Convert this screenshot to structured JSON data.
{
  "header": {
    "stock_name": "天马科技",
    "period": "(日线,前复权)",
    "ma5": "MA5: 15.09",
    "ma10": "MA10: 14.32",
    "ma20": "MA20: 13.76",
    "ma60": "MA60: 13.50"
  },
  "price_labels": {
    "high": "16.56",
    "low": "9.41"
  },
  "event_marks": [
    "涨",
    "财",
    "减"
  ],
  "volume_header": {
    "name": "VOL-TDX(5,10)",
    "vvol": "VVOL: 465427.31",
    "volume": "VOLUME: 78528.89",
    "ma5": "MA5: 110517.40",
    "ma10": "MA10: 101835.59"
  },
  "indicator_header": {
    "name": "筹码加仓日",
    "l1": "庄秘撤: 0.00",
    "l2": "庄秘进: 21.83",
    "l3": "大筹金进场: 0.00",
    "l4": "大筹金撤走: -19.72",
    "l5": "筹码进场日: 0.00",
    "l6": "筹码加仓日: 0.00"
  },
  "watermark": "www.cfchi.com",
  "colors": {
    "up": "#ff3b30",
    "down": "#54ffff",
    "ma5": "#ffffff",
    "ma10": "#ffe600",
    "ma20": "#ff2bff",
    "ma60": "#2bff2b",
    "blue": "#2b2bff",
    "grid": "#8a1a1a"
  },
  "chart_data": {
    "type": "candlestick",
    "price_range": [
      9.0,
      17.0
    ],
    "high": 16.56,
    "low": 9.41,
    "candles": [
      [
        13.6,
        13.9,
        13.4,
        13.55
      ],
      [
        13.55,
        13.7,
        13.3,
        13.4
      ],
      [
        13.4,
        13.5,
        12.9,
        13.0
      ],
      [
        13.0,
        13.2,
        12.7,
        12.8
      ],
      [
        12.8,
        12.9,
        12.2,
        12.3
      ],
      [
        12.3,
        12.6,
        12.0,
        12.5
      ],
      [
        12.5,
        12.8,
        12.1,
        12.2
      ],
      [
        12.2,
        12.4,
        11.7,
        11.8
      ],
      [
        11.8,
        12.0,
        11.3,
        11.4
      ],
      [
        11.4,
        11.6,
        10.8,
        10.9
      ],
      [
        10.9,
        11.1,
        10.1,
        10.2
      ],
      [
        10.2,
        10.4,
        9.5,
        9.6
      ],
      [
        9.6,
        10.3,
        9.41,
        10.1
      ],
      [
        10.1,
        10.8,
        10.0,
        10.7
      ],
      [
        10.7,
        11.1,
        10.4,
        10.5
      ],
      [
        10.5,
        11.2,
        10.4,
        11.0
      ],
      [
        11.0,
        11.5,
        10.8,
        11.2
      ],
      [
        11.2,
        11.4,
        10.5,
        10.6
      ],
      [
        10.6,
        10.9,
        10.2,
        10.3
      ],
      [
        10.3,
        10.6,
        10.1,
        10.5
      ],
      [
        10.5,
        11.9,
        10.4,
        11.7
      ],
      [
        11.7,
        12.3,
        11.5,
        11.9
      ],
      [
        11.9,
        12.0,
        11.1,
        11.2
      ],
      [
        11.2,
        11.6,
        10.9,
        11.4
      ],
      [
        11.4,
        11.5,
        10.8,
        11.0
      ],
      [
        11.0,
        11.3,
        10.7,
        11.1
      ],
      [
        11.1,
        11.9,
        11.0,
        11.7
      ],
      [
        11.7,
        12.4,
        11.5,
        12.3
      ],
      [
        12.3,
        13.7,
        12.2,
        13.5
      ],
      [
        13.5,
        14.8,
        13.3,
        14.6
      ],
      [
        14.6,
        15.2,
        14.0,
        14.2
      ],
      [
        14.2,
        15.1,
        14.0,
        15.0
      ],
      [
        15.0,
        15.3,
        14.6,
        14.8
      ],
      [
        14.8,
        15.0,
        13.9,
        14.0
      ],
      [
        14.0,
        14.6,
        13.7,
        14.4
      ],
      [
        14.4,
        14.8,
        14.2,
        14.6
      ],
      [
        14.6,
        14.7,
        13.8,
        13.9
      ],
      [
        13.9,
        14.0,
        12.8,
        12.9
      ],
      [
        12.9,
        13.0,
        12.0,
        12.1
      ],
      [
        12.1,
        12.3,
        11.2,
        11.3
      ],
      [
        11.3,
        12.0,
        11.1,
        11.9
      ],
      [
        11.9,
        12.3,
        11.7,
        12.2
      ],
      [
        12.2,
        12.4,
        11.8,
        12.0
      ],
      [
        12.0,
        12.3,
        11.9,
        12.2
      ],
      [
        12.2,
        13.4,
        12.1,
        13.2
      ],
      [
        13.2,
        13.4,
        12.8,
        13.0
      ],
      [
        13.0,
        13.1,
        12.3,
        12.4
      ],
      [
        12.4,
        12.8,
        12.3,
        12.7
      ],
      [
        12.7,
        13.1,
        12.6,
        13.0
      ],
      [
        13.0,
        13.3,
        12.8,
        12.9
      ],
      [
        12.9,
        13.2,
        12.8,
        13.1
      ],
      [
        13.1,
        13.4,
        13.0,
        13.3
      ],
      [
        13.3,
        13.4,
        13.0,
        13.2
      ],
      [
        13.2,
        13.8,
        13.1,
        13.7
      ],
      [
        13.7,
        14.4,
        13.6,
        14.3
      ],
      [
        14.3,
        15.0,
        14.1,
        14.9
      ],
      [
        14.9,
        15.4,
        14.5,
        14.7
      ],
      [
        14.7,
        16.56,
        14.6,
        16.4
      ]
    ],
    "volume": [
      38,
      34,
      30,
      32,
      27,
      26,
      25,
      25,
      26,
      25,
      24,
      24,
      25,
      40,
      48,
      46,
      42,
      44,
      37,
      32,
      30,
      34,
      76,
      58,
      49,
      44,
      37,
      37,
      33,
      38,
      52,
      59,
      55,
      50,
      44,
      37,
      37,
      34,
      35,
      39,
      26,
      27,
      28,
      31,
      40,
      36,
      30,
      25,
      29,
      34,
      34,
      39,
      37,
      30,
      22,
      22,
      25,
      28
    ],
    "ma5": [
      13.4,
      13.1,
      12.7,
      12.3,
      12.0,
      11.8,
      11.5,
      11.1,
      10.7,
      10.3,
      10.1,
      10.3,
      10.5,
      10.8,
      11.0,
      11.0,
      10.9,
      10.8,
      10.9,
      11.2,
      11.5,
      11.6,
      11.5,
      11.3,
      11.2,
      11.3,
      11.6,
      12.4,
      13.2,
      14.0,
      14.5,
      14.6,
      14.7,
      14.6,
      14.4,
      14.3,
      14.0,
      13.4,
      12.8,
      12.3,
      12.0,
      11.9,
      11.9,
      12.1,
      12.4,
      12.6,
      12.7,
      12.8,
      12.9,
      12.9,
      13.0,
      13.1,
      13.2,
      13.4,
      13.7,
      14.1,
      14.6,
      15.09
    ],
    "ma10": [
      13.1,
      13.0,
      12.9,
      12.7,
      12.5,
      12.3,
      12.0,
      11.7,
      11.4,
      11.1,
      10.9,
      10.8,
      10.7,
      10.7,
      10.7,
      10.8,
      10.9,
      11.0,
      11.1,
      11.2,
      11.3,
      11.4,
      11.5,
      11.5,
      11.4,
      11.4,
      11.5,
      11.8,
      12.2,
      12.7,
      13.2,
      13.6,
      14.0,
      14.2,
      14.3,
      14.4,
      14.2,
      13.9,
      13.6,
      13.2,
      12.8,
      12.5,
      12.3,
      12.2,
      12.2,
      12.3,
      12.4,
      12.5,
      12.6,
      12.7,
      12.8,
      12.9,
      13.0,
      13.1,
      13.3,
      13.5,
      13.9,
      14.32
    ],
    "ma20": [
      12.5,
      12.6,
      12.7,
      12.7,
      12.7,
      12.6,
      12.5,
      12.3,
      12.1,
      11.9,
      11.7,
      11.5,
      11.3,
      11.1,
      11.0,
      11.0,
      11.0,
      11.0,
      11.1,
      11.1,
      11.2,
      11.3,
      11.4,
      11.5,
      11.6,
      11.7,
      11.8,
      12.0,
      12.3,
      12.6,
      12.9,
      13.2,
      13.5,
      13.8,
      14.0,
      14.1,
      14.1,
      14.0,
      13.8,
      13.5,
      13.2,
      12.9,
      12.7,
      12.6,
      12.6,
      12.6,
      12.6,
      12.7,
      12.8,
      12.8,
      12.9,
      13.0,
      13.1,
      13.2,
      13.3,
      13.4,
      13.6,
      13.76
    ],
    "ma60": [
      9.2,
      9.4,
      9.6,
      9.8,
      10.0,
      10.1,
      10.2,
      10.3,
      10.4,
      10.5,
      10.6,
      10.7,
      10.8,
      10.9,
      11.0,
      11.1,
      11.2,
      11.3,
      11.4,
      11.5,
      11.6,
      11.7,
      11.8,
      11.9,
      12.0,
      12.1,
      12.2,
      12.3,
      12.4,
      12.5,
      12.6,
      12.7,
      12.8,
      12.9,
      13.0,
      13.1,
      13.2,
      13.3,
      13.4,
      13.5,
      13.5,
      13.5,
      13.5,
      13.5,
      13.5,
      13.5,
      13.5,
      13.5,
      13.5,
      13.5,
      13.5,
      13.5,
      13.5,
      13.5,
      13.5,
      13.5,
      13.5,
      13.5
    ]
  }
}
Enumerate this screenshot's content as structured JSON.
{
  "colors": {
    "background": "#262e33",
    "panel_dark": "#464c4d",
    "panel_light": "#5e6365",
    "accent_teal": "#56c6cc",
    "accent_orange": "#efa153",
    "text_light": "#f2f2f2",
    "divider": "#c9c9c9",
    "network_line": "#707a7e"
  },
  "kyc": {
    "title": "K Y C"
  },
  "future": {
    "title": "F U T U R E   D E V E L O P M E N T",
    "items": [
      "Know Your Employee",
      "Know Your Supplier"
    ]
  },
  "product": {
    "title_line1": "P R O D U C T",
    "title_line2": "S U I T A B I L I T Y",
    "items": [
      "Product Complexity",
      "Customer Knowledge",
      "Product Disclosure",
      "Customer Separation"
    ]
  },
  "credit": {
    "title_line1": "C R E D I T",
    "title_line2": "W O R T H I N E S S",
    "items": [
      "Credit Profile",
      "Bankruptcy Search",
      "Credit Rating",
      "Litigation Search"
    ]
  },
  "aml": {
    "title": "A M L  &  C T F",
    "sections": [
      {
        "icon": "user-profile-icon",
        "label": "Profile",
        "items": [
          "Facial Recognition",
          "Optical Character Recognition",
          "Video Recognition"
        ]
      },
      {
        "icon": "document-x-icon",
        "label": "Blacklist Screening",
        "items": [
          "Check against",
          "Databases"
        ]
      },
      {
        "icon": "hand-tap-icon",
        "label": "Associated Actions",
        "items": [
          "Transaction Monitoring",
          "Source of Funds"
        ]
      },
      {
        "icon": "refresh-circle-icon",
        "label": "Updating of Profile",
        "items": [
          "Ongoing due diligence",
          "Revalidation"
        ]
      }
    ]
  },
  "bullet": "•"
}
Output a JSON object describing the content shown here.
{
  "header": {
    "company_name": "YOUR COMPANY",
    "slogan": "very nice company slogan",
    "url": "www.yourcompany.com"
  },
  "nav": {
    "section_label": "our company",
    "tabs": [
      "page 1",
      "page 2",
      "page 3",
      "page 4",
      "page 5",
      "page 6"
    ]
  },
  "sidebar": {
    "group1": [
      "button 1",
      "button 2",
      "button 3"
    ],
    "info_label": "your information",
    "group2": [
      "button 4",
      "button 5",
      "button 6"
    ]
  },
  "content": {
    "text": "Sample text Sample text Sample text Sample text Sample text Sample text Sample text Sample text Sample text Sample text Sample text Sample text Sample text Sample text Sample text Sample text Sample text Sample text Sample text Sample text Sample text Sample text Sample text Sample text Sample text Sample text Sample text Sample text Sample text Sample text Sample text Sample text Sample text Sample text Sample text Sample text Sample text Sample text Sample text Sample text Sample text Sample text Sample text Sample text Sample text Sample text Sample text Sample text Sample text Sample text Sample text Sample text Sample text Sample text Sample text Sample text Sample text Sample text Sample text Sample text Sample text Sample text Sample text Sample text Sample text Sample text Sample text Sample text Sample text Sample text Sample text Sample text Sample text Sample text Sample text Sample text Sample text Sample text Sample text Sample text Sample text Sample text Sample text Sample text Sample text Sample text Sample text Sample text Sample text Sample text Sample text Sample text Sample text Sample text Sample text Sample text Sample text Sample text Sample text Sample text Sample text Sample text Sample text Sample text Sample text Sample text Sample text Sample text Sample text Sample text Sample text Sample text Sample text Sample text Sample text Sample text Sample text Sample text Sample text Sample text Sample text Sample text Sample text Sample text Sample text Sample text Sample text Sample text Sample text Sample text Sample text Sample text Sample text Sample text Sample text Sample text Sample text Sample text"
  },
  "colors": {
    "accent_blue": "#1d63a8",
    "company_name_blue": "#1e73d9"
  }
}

**DIRECTION**
Extract every line containing the string "screenshot" from the data above.

**EXPECTED OUTPUT**
Convert this screenshot to structured JSON data.
Enumerate this screenshot's content as structured JSON.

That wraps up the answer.